__DIRECTIONS__: Output every line exactly as written. Leave out pictures.
──────
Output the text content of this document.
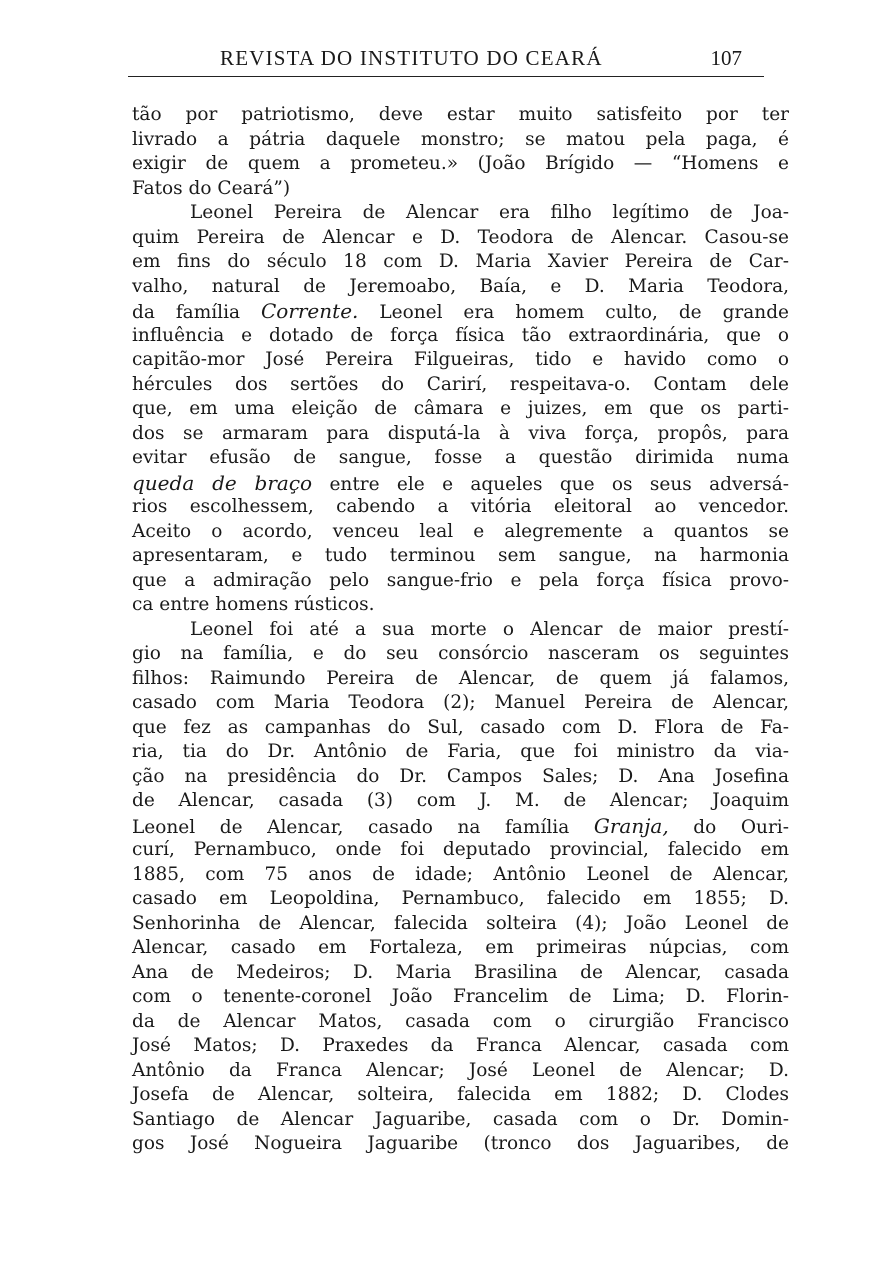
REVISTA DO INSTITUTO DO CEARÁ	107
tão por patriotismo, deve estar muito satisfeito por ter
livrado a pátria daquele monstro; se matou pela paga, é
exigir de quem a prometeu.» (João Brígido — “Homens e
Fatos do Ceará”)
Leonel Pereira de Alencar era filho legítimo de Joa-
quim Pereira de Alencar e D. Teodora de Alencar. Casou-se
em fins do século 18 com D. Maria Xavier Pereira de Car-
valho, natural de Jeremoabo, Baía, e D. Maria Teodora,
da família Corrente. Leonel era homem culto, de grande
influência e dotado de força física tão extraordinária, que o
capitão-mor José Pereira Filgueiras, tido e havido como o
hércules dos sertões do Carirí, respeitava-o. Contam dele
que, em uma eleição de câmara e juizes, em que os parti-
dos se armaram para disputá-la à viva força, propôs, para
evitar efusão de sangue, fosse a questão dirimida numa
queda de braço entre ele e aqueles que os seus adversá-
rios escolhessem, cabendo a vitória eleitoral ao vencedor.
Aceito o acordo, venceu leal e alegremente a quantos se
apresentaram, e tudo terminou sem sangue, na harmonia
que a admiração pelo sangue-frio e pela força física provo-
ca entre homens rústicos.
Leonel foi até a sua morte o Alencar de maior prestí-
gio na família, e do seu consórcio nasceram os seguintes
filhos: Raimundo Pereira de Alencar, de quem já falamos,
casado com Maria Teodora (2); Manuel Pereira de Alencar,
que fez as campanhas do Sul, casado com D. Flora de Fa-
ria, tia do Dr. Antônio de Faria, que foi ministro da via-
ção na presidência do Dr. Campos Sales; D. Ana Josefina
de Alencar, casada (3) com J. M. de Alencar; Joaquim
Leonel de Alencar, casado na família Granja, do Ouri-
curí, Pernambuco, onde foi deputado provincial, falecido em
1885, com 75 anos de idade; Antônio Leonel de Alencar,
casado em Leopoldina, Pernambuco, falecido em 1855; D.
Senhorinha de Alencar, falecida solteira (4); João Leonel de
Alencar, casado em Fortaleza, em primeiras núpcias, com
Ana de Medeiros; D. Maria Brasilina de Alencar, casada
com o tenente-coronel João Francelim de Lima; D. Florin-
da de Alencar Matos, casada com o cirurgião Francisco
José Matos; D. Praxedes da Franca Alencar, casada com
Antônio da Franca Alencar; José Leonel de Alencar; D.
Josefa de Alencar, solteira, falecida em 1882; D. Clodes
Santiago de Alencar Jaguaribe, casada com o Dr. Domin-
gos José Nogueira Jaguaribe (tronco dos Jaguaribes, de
──────
__EXERCISE OUTPUT__:
Output the text content of this document.
REVISTA DO INSTITUTO DO CEARÁ	107
tão por patriotismo, deve estar muito satisfeito por ter
livrado a pátria daquele monstro; se matou pela paga, é
exigir de quem a prometeu.» (João Brígido — “Homens e
Fatos do Ceará”)
Leonel Pereira de Alencar era filho legítimo de Joa-
quim Pereira de Alencar e D. Teodora de Alencar. Casou-se
em fins do século 18 com D. Maria Xavier Pereira de Car-
valho, natural de Jeremoabo, Baía, e D. Maria Teodora,
da família Corrente. Leonel era homem culto, de grande
influência e dotado de força física tão extraordinária, que o
capitão-mor José Pereira Filgueiras, tido e havido como o
hércules dos sertões do Carirí, respeitava-o. Contam dele
que, em uma eleição de câmara e juizes, em que os parti-
dos se armaram para disputá-la à viva força, propôs, para
evitar efusão de sangue, fosse a questão dirimida numa
queda de braço entre ele e aqueles que os seus adversá-
rios escolhessem, cabendo a vitória eleitoral ao vencedor.
Aceito o acordo, venceu leal e alegremente a quantos se
apresentaram, e tudo terminou sem sangue, na harmonia
que a admiração pelo sangue-frio e pela força física provo-
ca entre homens rústicos.
Leonel foi até a sua morte o Alencar de maior prestí-
gio na família, e do seu consórcio nasceram os seguintes
filhos: Raimundo Pereira de Alencar, de quem já falamos,
casado com Maria Teodora (2); Manuel Pereira de Alencar,
que fez as campanhas do Sul, casado com D. Flora de Fa-
ria, tia do Dr. Antônio de Faria, que foi ministro da via-
ção na presidência do Dr. Campos Sales; D. Ana Josefina
de Alencar, casada (3) com J. M. de Alencar; Joaquim
Leonel de Alencar, casado na família Granja, do Ouri-
curí, Pernambuco, onde foi deputado provincial, falecido em
1885, com 75 anos de idade; Antônio Leonel de Alencar,
casado em Leopoldina, Pernambuco, falecido em 1855; D.
Senhorinha de Alencar, falecida solteira (4); João Leonel de
Alencar, casado em Fortaleza, em primeiras núpcias, com
Ana de Medeiros; D. Maria Brasilina de Alencar, casada
com o tenente-coronel João Francelim de Lima; D. Florin-
da de Alencar Matos, casada com o cirurgião Francisco
José Matos; D. Praxedes da Franca Alencar, casada com
Antônio da Franca Alencar; José Leonel de Alencar; D.
Josefa de Alencar, solteira, falecida em 1882; D. Clodes
Santiago de Alencar Jaguaribe, casada com o Dr. Domin-
gos José Nogueira Jaguaribe (tronco dos Jaguaribes, de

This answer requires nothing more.